# Given task
Will you extract the entries word for word? Images should not appear in the copy.

# Data to process
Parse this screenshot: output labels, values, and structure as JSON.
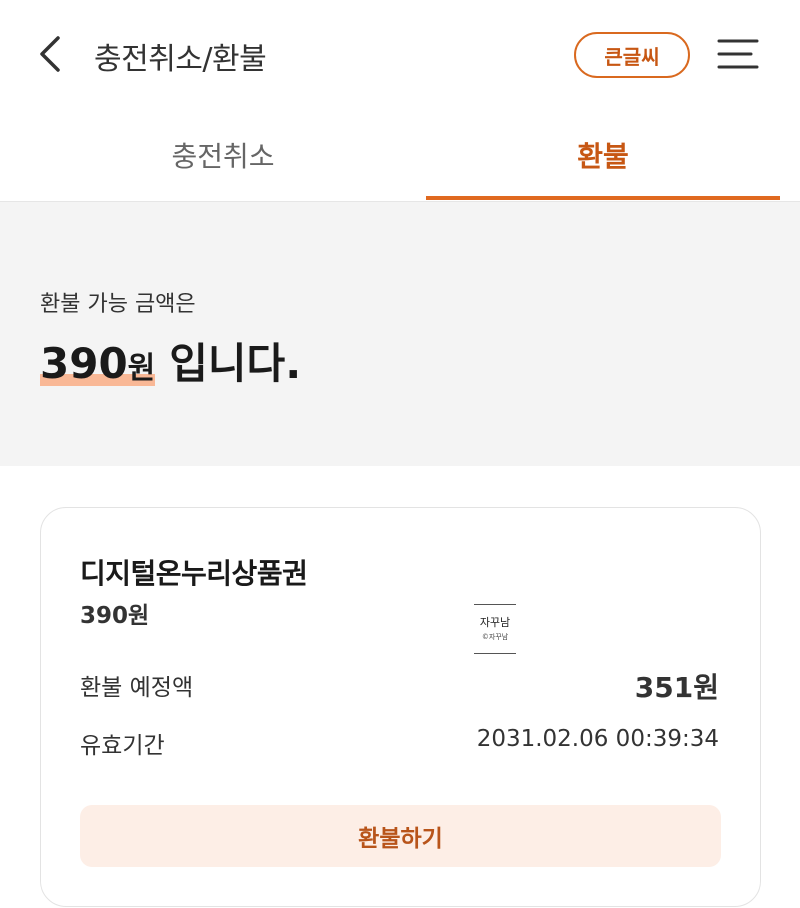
{
  "header": {
    "title": "충전취소/환불",
    "big_font_label": "큰글씨"
  },
  "tabs": [
    {
      "label": "충전취소",
      "active": false
    },
    {
      "label": "환불",
      "active": true
    }
  ],
  "summary": {
    "label": "환불 가능 금액은",
    "amount": "390",
    "unit": "원",
    "suffix": "입니다."
  },
  "card": {
    "name": "디지털온누리상품권",
    "balance": "390원",
    "logo_main": "자꾸남",
    "logo_sub": "©자꾸남",
    "expected_label": "환불 예정액",
    "expected_value": "351원",
    "valid_label": "유효기간",
    "valid_value": "2031.02.06 00:39:34",
    "refund_button": "환불하기"
  },
  "colors": {
    "accent": "#e0691f",
    "accent_text": "#c75713",
    "highlight": "#f9b896",
    "button_bg": "#fdeee6",
    "summary_bg": "#f4f4f4"
  },
  "icons": {
    "back": "chevron-left-icon",
    "menu": "hamburger-menu-icon"
  }
}
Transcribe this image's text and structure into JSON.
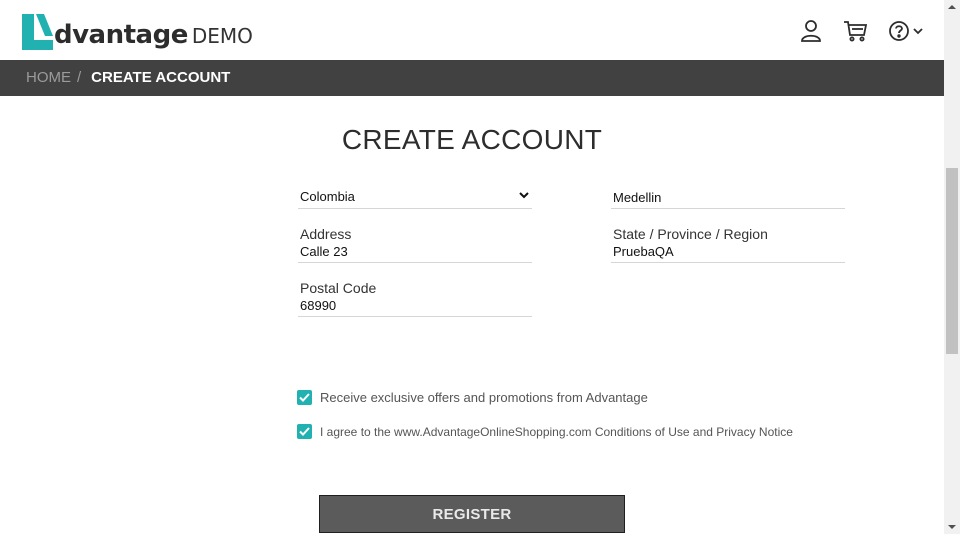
{
  "header": {
    "logo_word": "dvantage",
    "logo_demo": "DEMO",
    "icons": [
      "user-icon",
      "cart-icon",
      "help-icon",
      "chevron-down-icon"
    ]
  },
  "breadcrumb": {
    "home": "HOME",
    "separator": "/",
    "current": "CREATE ACCOUNT"
  },
  "title": "CREATE ACCOUNT",
  "form": {
    "country": {
      "value": "Colombia"
    },
    "city": {
      "value": "Medellin"
    },
    "address": {
      "label": "Address",
      "value": "Calle 23"
    },
    "state": {
      "label": "State / Province / Region",
      "value": "PruebaQA"
    },
    "postal": {
      "label": "Postal Code",
      "value": "68990"
    }
  },
  "checks": {
    "offers": {
      "label": "Receive exclusive offers and promotions from Advantage",
      "checked": true
    },
    "agree": {
      "label": "I agree to the www.AdvantageOnlineShopping.com Conditions of Use and Privacy Notice",
      "checked": true
    }
  },
  "register_label": "REGISTER",
  "colors": {
    "accent": "#21b1b1",
    "bar": "#414141",
    "button": "#5b5b5b"
  }
}
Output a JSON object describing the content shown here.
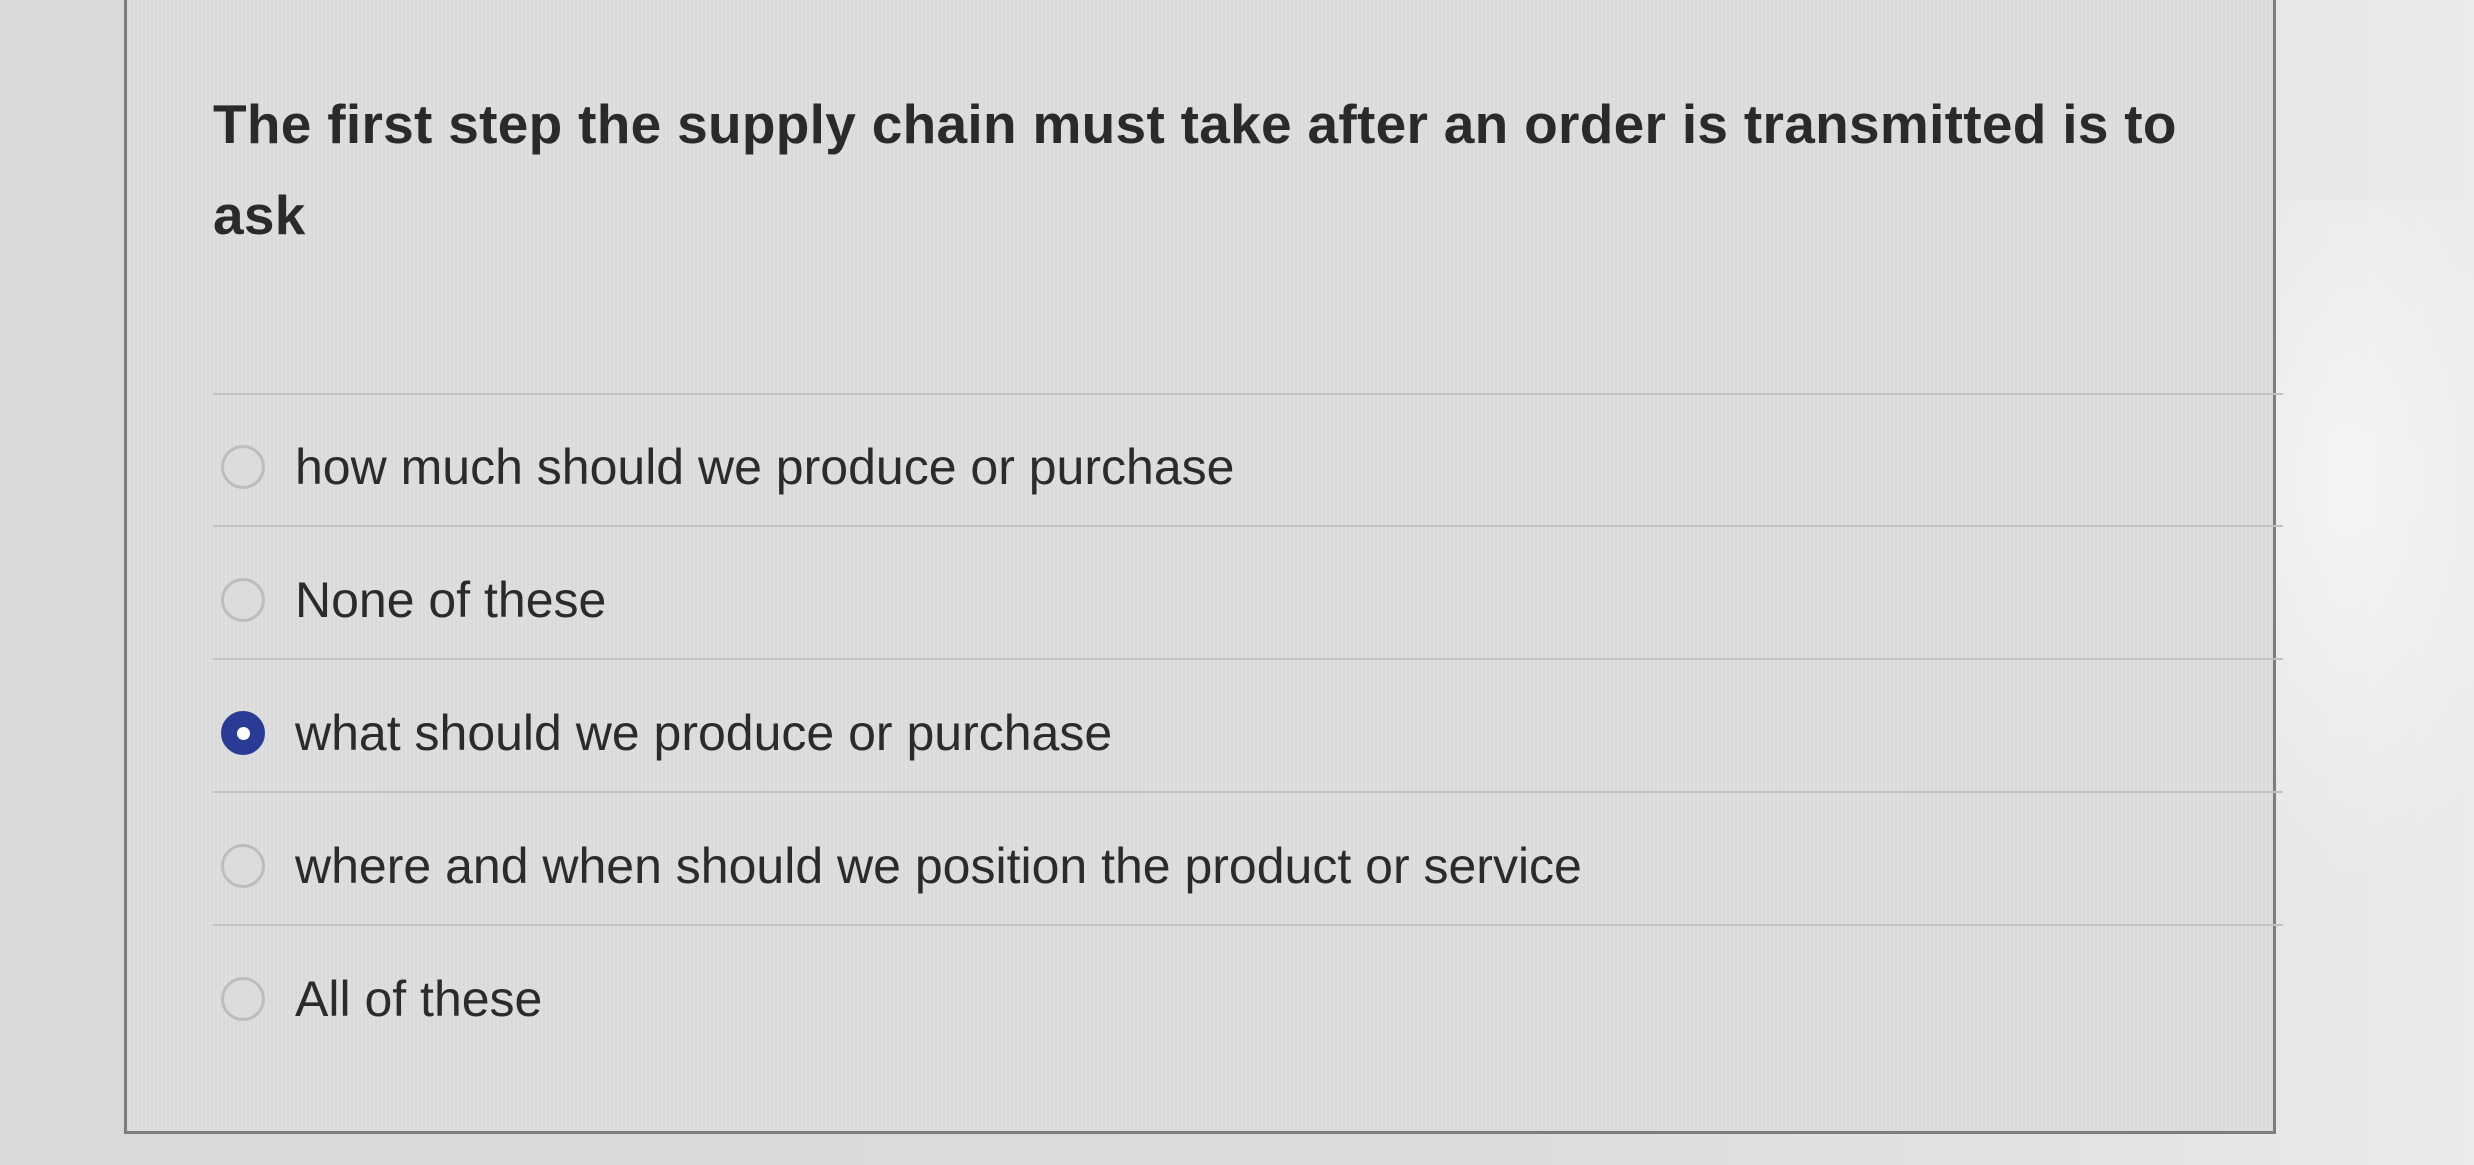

# Solved problem
Parse this screenshot: output labels, values, and structure as JSON.
{
  "header": {
    "title": "충전취소/환불",
    "big_font_label": "큰글씨"
  },
  "tabs": [
    {
      "label": "충전취소",
      "active": false
    },
    {
      "label": "환불",
      "active": true
    }
  ],
  "summary": {
    "label": "환불 가능 금액은",
    "amount": "390",
    "unit": "원",
    "suffix": "입니다."
  },
  "card": {
    "name": "디지털온누리상품권",
    "balance": "390원",
    "logo_main": "자꾸남",
    "logo_sub": "©자꾸남",
    "expected_label": "환불 예정액",
    "expected_value": "351원",
    "valid_label": "유효기간",
    "valid_value": "2031.02.06 00:39:34",
    "refund_button": "환불하기"
  },
  "colors": {
    "accent": "#e0691f",
    "accent_text": "#c75713",
    "highlight": "#f9b896",
    "button_bg": "#fdeee6",
    "summary_bg": "#f4f4f4"
  },
  "icons": {
    "back": "chevron-left-icon",
    "menu": "hamburger-menu-icon"
  }
}
Transcribe this image's text and structure into JSON.
{
  "header": {
    "logo_word": "dvantage",
    "logo_demo": "DEMO",
    "icons": [
      "user-icon",
      "cart-icon",
      "help-icon",
      "chevron-down-icon"
    ]
  },
  "breadcrumb": {
    "home": "HOME",
    "separator": "/",
    "current": "CREATE ACCOUNT"
  },
  "title": "CREATE ACCOUNT",
  "form": {
    "country": {
      "value": "Colombia"
    },
    "city": {
      "value": "Medellin"
    },
    "address": {
      "label": "Address",
      "value": "Calle 23"
    },
    "state": {
      "label": "State / Province / Region",
      "value": "PruebaQA"
    },
    "postal": {
      "label": "Postal Code",
      "value": "68990"
    }
  },
  "checks": {
    "offers": {
      "label": "Receive exclusive offers and promotions from Advantage",
      "checked": true
    },
    "agree": {
      "label": "I agree to the www.AdvantageOnlineShopping.com Conditions of Use and Privacy Notice",
      "checked": true
    }
  },
  "register_label": "REGISTER",
  "colors": {
    "accent": "#21b1b1",
    "bar": "#414141",
    "button": "#5b5b5b"
  }
}
Output a JSON object describing the content shown here.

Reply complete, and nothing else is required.